The data →
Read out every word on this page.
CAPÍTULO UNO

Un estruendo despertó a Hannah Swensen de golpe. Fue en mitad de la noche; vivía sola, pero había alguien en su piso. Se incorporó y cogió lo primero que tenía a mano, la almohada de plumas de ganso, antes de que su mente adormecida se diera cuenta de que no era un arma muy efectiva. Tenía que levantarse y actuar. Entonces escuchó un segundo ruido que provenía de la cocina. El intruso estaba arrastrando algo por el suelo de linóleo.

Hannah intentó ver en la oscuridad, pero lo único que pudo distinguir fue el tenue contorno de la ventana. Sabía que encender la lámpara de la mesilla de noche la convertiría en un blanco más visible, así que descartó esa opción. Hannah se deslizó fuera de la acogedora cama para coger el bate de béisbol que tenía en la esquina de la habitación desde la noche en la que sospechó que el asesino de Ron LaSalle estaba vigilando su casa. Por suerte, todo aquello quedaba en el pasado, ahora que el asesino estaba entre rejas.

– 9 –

What to work on → Exactly reproduce every line of the data above.

Answer to this problem →
Read out every word on this page.
CAPÍTULO UNO

Un estruendo despertó a Hannah Swensen de golpe. Fue en mitad de la noche; vivía sola, pero había alguien en su piso. Se incorporó y cogió lo primero que tenía a mano, la almohada de plumas de ganso, antes de que su mente adormecida se diera cuenta de que no era un arma muy efectiva. Tenía que levantarse y actuar. Entonces escuchó un segundo ruido que provenía de la cocina. El intruso estaba arrastrando algo por el suelo de linóleo.

Hannah intentó ver en la oscuridad, pero lo único que pudo distinguir fue el tenue contorno de la ventana. Sabía que encender la lámpara de la mesilla de noche la convertiría en un blanco más visible, así que descartó esa opción. Hannah se deslizó fuera de la acogedora cama para coger el bate de béisbol que tenía en la esquina de la habitación desde la noche en la que sospechó que el asesino de Ron LaSalle estaba vigilando su casa. Por suerte, todo aquello quedaba en el pasado, ahora que el asesino estaba entre rejas.

– 9 –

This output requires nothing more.